**Material supplied**
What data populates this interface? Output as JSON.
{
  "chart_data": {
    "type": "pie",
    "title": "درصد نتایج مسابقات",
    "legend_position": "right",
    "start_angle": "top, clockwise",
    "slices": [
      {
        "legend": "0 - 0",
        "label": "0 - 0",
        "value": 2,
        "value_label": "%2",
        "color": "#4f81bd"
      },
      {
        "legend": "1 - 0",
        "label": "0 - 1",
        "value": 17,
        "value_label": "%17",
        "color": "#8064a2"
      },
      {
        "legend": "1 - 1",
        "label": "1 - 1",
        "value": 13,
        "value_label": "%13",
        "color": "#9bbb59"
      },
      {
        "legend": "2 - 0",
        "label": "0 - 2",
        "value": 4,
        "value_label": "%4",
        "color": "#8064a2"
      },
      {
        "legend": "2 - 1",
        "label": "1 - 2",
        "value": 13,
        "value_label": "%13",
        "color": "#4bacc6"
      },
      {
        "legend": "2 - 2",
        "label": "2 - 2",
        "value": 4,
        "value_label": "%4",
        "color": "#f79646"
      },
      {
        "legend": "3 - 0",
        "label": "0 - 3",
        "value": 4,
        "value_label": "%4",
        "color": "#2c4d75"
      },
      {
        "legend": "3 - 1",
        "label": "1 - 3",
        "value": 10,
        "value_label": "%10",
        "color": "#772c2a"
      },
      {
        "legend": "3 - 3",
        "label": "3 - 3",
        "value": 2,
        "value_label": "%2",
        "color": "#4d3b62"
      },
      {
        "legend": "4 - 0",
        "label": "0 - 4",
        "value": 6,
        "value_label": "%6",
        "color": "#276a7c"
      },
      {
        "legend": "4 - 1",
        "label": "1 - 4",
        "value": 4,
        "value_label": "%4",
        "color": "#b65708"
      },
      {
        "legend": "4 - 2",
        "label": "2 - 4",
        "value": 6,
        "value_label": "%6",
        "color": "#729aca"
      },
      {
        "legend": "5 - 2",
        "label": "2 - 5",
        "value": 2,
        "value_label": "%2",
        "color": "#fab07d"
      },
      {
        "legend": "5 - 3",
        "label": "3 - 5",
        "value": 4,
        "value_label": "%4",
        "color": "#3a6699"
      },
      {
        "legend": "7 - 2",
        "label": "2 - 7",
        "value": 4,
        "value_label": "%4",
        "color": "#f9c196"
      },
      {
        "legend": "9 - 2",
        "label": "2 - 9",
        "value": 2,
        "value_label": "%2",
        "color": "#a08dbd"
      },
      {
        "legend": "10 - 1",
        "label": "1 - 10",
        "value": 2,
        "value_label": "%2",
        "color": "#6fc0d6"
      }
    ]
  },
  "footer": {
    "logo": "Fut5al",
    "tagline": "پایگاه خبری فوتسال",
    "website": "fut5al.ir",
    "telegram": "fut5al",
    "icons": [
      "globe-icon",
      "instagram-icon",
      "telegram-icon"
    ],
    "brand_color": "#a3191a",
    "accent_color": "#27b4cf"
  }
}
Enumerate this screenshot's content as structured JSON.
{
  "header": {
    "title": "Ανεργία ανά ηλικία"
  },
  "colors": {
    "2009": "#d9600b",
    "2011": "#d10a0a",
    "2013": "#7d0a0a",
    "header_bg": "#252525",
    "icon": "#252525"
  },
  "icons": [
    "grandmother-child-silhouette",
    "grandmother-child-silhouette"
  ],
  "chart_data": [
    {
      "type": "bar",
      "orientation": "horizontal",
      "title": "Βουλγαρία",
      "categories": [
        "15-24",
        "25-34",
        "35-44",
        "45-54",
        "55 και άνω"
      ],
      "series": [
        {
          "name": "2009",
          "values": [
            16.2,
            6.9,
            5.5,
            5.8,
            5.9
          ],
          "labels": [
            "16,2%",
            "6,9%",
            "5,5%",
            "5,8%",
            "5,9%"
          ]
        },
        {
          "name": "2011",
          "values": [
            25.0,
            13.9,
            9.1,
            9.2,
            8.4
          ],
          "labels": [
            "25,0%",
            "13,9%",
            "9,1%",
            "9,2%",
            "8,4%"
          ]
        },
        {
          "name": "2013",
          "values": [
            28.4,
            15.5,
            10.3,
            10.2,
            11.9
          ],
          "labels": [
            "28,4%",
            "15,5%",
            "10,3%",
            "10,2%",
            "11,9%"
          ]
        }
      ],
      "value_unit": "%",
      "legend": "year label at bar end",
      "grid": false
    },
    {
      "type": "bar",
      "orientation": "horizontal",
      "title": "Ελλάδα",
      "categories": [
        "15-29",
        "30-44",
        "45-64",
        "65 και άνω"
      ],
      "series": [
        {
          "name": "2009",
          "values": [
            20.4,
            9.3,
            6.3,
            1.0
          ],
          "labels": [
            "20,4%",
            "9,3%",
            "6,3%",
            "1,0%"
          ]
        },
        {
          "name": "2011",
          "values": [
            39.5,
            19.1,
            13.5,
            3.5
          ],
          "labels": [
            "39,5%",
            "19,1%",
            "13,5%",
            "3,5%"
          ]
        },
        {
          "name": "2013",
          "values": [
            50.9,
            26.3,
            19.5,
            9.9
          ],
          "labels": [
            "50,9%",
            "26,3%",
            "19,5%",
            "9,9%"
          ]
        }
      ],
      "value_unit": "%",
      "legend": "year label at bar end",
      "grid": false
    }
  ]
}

**The request**
Write the data from above out again, exactly.

**Exercise solution**
What data populates this interface? Output as JSON.
{
  "chart_data": {
    "type": "pie",
    "title": "درصد نتایج مسابقات",
    "legend_position": "right",
    "start_angle": "top, clockwise",
    "slices": [
      {
        "legend": "0 - 0",
        "label": "0 - 0",
        "value": 2,
        "value_label": "%2",
        "color": "#4f81bd"
      },
      {
        "legend": "1 - 0",
        "label": "0 - 1",
        "value": 17,
        "value_label": "%17",
        "color": "#8064a2"
      },
      {
        "legend": "1 - 1",
        "label": "1 - 1",
        "value": 13,
        "value_label": "%13",
        "color": "#9bbb59"
      },
      {
        "legend": "2 - 0",
        "label": "0 - 2",
        "value": 4,
        "value_label": "%4",
        "color": "#8064a2"
      },
      {
        "legend": "2 - 1",
        "label": "1 - 2",
        "value": 13,
        "value_label": "%13",
        "color": "#4bacc6"
      },
      {
        "legend": "2 - 2",
        "label": "2 - 2",
        "value": 4,
        "value_label": "%4",
        "color": "#f79646"
      },
      {
        "legend": "3 - 0",
        "label": "0 - 3",
        "value": 4,
        "value_label": "%4",
        "color": "#2c4d75"
      },
      {
        "legend": "3 - 1",
        "label": "1 - 3",
        "value": 10,
        "value_label": "%10",
        "color": "#772c2a"
      },
      {
        "legend": "3 - 3",
        "label": "3 - 3",
        "value": 2,
        "value_label": "%2",
        "color": "#4d3b62"
      },
      {
        "legend": "4 - 0",
        "label": "0 - 4",
        "value": 6,
        "value_label": "%6",
        "color": "#276a7c"
      },
      {
        "legend": "4 - 1",
        "label": "1 - 4",
        "value": 4,
        "value_label": "%4",
        "color": "#b65708"
      },
      {
        "legend": "4 - 2",
        "label": "2 - 4",
        "value": 6,
        "value_label": "%6",
        "color": "#729aca"
      },
      {
        "legend": "5 - 2",
        "label": "2 - 5",
        "value": 2,
        "value_label": "%2",
        "color": "#fab07d"
      },
      {
        "legend": "5 - 3",
        "label": "3 - 5",
        "value": 4,
        "value_label": "%4",
        "color": "#3a6699"
      },
      {
        "legend": "7 - 2",
        "label": "2 - 7",
        "value": 4,
        "value_label": "%4",
        "color": "#f9c196"
      },
      {
        "legend": "9 - 2",
        "label": "2 - 9",
        "value": 2,
        "value_label": "%2",
        "color": "#a08dbd"
      },
      {
        "legend": "10 - 1",
        "label": "1 - 10",
        "value": 2,
        "value_label": "%2",
        "color": "#6fc0d6"
      }
    ]
  },
  "footer": {
    "logo": "Fut5al",
    "tagline": "پایگاه خبری فوتسال",
    "website": "fut5al.ir",
    "telegram": "fut5al",
    "icons": [
      "globe-icon",
      "instagram-icon",
      "telegram-icon"
    ],
    "brand_color": "#a3191a",
    "accent_color": "#27b4cf"
  }
}
Enumerate this screenshot's content as structured JSON.
{
  "header": {
    "title": "Ανεργία ανά ηλικία"
  },
  "colors": {
    "2009": "#d9600b",
    "2011": "#d10a0a",
    "2013": "#7d0a0a",
    "header_bg": "#252525",
    "icon": "#252525"
  },
  "icons": [
    "grandmother-child-silhouette",
    "grandmother-child-silhouette"
  ],
  "chart_data": [
    {
      "type": "bar",
      "orientation": "horizontal",
      "title": "Βουλγαρία",
      "categories": [
        "15-24",
        "25-34",
        "35-44",
        "45-54",
        "55 και άνω"
      ],
      "series": [
        {
          "name": "2009",
          "values": [
            16.2,
            6.9,
            5.5,
            5.8,
            5.9
          ],
          "labels": [
            "16,2%",
            "6,9%",
            "5,5%",
            "5,8%",
            "5,9%"
          ]
        },
        {
          "name": "2011",
          "values": [
            25.0,
            13.9,
            9.1,
            9.2,
            8.4
          ],
          "labels": [
            "25,0%",
            "13,9%",
            "9,1%",
            "9,2%",
            "8,4%"
          ]
        },
        {
          "name": "2013",
          "values": [
            28.4,
            15.5,
            10.3,
            10.2,
            11.9
          ],
          "labels": [
            "28,4%",
            "15,5%",
            "10,3%",
            "10,2%",
            "11,9%"
          ]
        }
      ],
      "value_unit": "%",
      "legend": "year label at bar end",
      "grid": false
    },
    {
      "type": "bar",
      "orientation": "horizontal",
      "title": "Ελλάδα",
      "categories": [
        "15-29",
        "30-44",
        "45-64",
        "65 και άνω"
      ],
      "series": [
        {
          "name": "2009",
          "values": [
            20.4,
            9.3,
            6.3,
            1.0
          ],
          "labels": [
            "20,4%",
            "9,3%",
            "6,3%",
            "1,0%"
          ]
        },
        {
          "name": "2011",
          "values": [
            39.5,
            19.1,
            13.5,
            3.5
          ],
          "labels": [
            "39,5%",
            "19,1%",
            "13,5%",
            "3,5%"
          ]
        },
        {
          "name": "2013",
          "values": [
            50.9,
            26.3,
            19.5,
            9.9
          ],
          "labels": [
            "50,9%",
            "26,3%",
            "19,5%",
            "9,9%"
          ]
        }
      ],
      "value_unit": "%",
      "legend": "year label at bar end",
      "grid": false
    }
  ]
}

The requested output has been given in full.